Figure data in JSON
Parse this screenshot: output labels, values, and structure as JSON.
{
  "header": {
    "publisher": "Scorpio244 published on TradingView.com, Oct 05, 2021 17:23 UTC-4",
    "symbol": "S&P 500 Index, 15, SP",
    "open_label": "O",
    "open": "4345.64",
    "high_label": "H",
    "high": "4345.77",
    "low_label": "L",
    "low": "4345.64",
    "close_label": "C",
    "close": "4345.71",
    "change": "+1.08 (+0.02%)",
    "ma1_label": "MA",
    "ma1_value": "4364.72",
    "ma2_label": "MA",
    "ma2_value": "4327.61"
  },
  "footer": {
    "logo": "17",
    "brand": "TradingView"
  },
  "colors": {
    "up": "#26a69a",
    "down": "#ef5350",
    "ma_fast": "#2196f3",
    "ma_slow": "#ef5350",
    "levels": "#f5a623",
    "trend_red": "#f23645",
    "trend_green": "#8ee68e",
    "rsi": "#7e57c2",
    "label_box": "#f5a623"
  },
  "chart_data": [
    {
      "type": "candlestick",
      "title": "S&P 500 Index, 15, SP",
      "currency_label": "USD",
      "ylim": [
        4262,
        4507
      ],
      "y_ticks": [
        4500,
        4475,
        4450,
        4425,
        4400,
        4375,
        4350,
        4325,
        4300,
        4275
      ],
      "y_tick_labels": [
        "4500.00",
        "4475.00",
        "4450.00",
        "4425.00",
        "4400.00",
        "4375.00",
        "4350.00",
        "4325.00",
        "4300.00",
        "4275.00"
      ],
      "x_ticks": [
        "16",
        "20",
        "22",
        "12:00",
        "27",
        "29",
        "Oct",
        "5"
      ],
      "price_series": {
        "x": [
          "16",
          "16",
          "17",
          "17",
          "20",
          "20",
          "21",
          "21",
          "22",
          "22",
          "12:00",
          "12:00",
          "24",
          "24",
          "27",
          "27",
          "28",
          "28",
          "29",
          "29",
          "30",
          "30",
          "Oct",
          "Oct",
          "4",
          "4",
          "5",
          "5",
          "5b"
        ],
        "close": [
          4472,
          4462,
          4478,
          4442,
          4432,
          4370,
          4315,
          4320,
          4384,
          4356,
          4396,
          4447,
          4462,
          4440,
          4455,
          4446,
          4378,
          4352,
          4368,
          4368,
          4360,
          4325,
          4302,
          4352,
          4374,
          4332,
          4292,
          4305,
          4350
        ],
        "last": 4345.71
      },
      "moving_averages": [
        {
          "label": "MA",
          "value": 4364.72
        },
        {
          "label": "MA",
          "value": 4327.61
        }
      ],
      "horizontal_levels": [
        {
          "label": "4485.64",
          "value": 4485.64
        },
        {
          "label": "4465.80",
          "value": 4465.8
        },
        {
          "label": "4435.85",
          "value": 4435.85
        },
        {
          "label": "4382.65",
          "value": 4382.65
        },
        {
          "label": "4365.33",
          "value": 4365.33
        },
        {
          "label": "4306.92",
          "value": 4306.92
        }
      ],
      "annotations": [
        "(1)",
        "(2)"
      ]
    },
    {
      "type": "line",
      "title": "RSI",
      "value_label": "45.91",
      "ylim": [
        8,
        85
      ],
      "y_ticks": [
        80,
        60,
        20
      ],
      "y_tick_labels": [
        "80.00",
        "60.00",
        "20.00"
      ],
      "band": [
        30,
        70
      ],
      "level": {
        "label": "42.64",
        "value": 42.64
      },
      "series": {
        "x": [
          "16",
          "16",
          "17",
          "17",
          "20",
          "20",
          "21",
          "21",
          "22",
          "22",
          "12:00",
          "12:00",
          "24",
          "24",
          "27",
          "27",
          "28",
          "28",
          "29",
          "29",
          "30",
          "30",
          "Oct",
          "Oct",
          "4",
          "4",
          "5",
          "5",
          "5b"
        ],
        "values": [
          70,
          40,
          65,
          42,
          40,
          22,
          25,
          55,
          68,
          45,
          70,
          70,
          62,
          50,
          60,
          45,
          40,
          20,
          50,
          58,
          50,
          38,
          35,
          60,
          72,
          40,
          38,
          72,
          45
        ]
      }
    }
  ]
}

▸ What you have to do
Retype all of the entries precisely as they are.

▸ Completed task
Parse this screenshot: output labels, values, and structure as JSON.
{
  "header": {
    "publisher": "Scorpio244 published on TradingView.com, Oct 05, 2021 17:23 UTC-4",
    "symbol": "S&P 500 Index, 15, SP",
    "open_label": "O",
    "open": "4345.64",
    "high_label": "H",
    "high": "4345.77",
    "low_label": "L",
    "low": "4345.64",
    "close_label": "C",
    "close": "4345.71",
    "change": "+1.08 (+0.02%)",
    "ma1_label": "MA",
    "ma1_value": "4364.72",
    "ma2_label": "MA",
    "ma2_value": "4327.61"
  },
  "footer": {
    "logo": "17",
    "brand": "TradingView"
  },
  "colors": {
    "up": "#26a69a",
    "down": "#ef5350",
    "ma_fast": "#2196f3",
    "ma_slow": "#ef5350",
    "levels": "#f5a623",
    "trend_red": "#f23645",
    "trend_green": "#8ee68e",
    "rsi": "#7e57c2",
    "label_box": "#f5a623"
  },
  "chart_data": [
    {
      "type": "candlestick",
      "title": "S&P 500 Index, 15, SP",
      "currency_label": "USD",
      "ylim": [
        4262,
        4507
      ],
      "y_ticks": [
        4500,
        4475,
        4450,
        4425,
        4400,
        4375,
        4350,
        4325,
        4300,
        4275
      ],
      "y_tick_labels": [
        "4500.00",
        "4475.00",
        "4450.00",
        "4425.00",
        "4400.00",
        "4375.00",
        "4350.00",
        "4325.00",
        "4300.00",
        "4275.00"
      ],
      "x_ticks": [
        "16",
        "20",
        "22",
        "12:00",
        "27",
        "29",
        "Oct",
        "5"
      ],
      "price_series": {
        "x": [
          "16",
          "16",
          "17",
          "17",
          "20",
          "20",
          "21",
          "21",
          "22",
          "22",
          "12:00",
          "12:00",
          "24",
          "24",
          "27",
          "27",
          "28",
          "28",
          "29",
          "29",
          "30",
          "30",
          "Oct",
          "Oct",
          "4",
          "4",
          "5",
          "5",
          "5b"
        ],
        "close": [
          4472,
          4462,
          4478,
          4442,
          4432,
          4370,
          4315,
          4320,
          4384,
          4356,
          4396,
          4447,
          4462,
          4440,
          4455,
          4446,
          4378,
          4352,
          4368,
          4368,
          4360,
          4325,
          4302,
          4352,
          4374,
          4332,
          4292,
          4305,
          4350
        ],
        "last": 4345.71
      },
      "moving_averages": [
        {
          "label": "MA",
          "value": 4364.72
        },
        {
          "label": "MA",
          "value": 4327.61
        }
      ],
      "horizontal_levels": [
        {
          "label": "4485.64",
          "value": 4485.64
        },
        {
          "label": "4465.80",
          "value": 4465.8
        },
        {
          "label": "4435.85",
          "value": 4435.85
        },
        {
          "label": "4382.65",
          "value": 4382.65
        },
        {
          "label": "4365.33",
          "value": 4365.33
        },
        {
          "label": "4306.92",
          "value": 4306.92
        }
      ],
      "annotations": [
        "(1)",
        "(2)"
      ]
    },
    {
      "type": "line",
      "title": "RSI",
      "value_label": "45.91",
      "ylim": [
        8,
        85
      ],
      "y_ticks": [
        80,
        60,
        20
      ],
      "y_tick_labels": [
        "80.00",
        "60.00",
        "20.00"
      ],
      "band": [
        30,
        70
      ],
      "level": {
        "label": "42.64",
        "value": 42.64
      },
      "series": {
        "x": [
          "16",
          "16",
          "17",
          "17",
          "20",
          "20",
          "21",
          "21",
          "22",
          "22",
          "12:00",
          "12:00",
          "24",
          "24",
          "27",
          "27",
          "28",
          "28",
          "29",
          "29",
          "30",
          "30",
          "Oct",
          "Oct",
          "4",
          "4",
          "5",
          "5",
          "5b"
        ],
        "values": [
          70,
          40,
          65,
          42,
          40,
          22,
          25,
          55,
          68,
          45,
          70,
          70,
          62,
          50,
          60,
          45,
          40,
          20,
          50,
          58,
          50,
          38,
          35,
          60,
          72,
          40,
          38,
          72,
          45
        ]
      }
    }
  ]
}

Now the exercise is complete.